Search the records for the word "Republic" and pick out every line that has it.

[Extracted records]
[START]

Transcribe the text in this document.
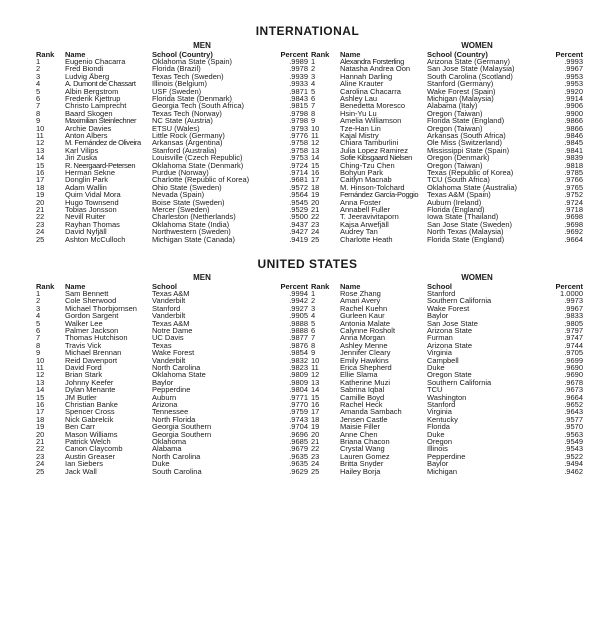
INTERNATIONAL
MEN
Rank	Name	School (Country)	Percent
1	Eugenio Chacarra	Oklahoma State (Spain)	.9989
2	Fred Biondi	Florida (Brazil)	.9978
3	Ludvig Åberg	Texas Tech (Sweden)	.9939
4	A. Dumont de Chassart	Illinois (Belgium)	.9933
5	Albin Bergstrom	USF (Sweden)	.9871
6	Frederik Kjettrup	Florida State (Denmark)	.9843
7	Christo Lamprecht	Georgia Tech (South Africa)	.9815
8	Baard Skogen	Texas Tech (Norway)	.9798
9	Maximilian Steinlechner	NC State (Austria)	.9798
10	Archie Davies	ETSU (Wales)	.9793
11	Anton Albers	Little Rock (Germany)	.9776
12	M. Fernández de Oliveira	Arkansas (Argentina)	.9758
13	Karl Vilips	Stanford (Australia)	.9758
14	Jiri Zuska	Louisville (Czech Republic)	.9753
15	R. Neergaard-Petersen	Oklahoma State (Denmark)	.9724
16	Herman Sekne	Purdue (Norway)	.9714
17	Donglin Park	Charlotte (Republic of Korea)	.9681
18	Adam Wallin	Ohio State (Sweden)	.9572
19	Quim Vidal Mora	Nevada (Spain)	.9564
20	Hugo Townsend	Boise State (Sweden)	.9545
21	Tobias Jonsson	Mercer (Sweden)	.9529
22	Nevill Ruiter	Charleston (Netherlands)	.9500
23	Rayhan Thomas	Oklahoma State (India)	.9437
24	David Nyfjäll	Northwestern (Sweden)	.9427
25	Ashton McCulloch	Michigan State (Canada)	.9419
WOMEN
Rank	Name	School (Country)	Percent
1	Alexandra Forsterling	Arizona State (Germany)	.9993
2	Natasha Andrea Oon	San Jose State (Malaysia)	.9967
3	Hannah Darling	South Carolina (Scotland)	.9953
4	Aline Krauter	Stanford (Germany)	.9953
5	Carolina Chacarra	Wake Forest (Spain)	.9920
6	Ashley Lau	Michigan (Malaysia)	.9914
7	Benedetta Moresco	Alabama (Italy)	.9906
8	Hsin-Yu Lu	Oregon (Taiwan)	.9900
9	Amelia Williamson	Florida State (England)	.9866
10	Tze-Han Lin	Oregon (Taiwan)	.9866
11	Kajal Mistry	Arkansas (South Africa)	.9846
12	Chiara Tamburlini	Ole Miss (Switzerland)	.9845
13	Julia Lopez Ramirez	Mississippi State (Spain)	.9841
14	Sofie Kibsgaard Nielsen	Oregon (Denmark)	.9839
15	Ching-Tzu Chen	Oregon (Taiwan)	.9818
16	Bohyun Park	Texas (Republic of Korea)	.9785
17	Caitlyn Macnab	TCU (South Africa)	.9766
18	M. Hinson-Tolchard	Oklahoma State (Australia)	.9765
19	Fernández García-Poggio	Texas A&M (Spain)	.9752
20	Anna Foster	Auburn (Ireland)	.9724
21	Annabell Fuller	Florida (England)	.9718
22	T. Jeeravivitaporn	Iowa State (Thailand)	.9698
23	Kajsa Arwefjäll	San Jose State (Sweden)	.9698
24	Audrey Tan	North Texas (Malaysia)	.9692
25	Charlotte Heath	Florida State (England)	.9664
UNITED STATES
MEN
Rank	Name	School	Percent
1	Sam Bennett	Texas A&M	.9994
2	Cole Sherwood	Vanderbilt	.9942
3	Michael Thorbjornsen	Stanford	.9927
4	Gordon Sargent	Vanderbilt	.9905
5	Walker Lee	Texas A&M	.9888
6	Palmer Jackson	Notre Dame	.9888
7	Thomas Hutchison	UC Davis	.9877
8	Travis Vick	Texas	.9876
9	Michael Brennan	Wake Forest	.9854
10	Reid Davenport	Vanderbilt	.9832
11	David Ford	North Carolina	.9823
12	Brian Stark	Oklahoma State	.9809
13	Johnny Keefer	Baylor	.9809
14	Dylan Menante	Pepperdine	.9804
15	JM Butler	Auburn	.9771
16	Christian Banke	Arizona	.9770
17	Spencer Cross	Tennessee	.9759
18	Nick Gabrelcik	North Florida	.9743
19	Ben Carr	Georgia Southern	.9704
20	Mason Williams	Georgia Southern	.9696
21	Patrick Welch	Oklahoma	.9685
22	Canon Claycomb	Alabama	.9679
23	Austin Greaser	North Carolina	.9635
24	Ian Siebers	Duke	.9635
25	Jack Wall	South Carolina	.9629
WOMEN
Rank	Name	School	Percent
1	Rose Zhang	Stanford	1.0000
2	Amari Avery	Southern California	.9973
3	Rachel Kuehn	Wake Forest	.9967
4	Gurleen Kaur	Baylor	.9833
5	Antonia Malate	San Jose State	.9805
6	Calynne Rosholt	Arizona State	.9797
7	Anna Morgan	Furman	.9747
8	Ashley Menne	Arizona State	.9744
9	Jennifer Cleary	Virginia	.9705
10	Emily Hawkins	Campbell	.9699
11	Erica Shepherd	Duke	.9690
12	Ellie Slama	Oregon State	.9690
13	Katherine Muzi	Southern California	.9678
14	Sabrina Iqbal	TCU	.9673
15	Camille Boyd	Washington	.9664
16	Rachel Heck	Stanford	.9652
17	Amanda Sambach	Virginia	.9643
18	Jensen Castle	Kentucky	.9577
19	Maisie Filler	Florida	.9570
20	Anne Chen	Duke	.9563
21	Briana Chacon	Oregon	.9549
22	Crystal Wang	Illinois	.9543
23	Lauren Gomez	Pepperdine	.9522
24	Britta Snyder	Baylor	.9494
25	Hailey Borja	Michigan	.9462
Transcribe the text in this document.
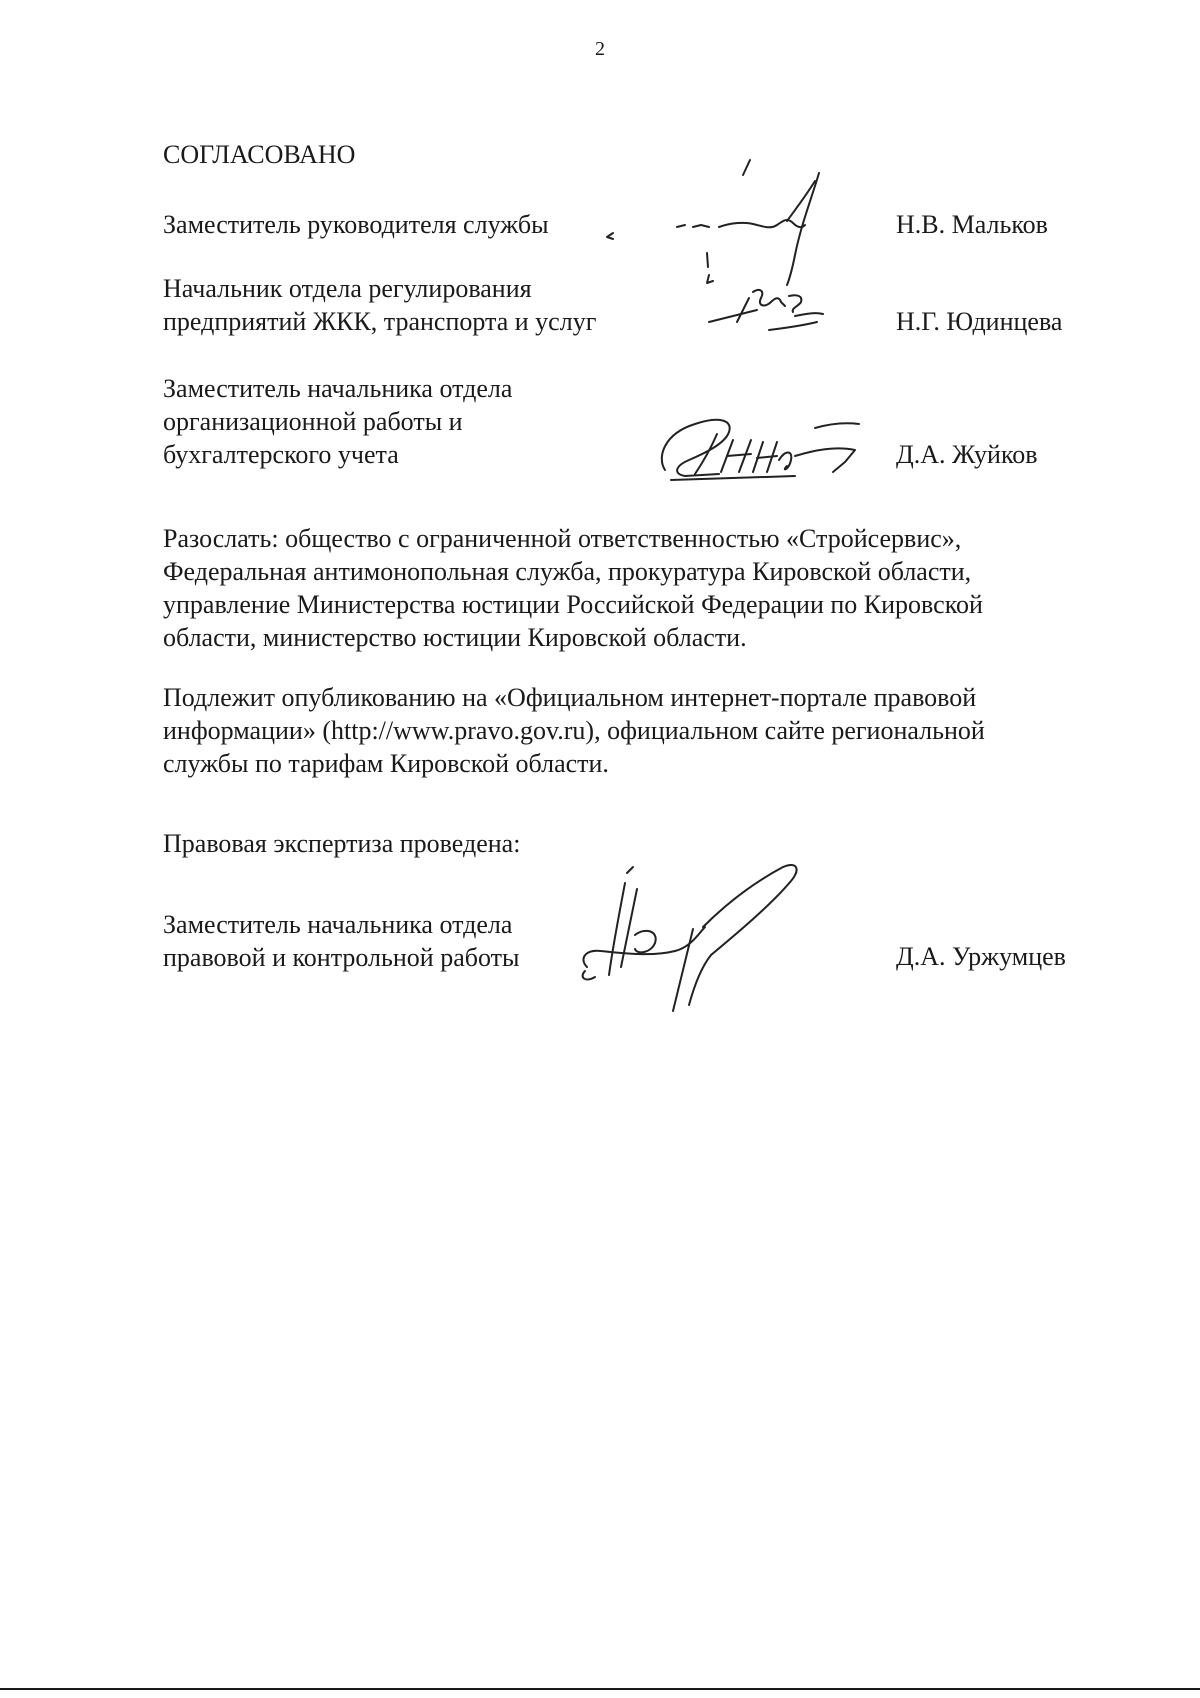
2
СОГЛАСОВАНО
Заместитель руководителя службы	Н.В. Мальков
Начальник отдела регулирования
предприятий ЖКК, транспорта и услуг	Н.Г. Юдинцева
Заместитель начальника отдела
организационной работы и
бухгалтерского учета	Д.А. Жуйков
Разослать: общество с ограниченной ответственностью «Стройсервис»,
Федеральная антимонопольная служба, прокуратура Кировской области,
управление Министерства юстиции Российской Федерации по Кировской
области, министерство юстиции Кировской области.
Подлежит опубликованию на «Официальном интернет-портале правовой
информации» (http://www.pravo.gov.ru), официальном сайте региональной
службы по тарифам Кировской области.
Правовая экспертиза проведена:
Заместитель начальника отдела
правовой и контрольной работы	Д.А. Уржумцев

[END]

# Worked answer
14	Jiri Zuska	Louisville (Czech Republic)	.9753
17	Donglin Park	Charlotte (Republic of Korea)	.9681
16	Bohyun Park	Texas (Republic of Korea)	.9785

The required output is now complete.